# [PROBLEM TO WORK ON]
Lines that hold the word "Photos" should be located and copied.

# [DATASET EXTRACT]
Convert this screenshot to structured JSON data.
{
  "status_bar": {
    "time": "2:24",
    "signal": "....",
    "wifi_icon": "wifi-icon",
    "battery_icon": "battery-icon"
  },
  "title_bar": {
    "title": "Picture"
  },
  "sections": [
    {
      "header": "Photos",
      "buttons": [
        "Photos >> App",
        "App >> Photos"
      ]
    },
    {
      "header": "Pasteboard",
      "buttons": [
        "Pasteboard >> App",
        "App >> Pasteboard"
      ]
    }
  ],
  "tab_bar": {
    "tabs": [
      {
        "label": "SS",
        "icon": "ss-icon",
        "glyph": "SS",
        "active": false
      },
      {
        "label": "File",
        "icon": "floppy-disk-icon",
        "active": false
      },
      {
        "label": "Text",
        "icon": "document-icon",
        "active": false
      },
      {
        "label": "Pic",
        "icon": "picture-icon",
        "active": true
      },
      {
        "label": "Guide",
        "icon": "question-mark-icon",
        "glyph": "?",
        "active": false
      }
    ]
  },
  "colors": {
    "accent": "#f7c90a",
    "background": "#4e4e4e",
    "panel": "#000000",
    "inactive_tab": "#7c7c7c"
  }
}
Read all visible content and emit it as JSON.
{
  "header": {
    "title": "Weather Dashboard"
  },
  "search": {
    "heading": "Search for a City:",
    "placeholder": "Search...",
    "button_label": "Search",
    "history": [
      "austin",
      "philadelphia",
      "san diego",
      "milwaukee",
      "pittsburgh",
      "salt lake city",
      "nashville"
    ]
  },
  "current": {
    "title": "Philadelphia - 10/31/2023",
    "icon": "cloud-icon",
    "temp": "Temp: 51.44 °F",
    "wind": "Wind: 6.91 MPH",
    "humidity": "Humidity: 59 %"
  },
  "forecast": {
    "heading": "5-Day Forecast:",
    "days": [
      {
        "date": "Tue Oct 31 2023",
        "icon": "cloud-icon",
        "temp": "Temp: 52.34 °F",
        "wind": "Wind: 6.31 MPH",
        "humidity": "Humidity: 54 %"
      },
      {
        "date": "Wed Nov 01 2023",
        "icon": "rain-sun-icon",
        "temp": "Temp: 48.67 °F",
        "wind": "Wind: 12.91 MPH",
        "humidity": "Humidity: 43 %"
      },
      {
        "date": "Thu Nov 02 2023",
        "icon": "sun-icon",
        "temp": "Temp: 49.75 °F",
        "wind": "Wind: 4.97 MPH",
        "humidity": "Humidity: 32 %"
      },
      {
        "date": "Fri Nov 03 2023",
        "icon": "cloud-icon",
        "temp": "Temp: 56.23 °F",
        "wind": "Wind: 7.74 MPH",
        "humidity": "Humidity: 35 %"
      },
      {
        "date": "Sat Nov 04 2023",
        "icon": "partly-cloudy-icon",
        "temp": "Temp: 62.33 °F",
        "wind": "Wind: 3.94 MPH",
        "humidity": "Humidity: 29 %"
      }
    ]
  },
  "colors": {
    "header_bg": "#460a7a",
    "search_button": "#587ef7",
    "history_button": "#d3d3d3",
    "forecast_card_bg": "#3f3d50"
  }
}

# [CORRECT OUTPUT]
      "header": "Photos",
        "Photos >> App",
        "App >> Photos"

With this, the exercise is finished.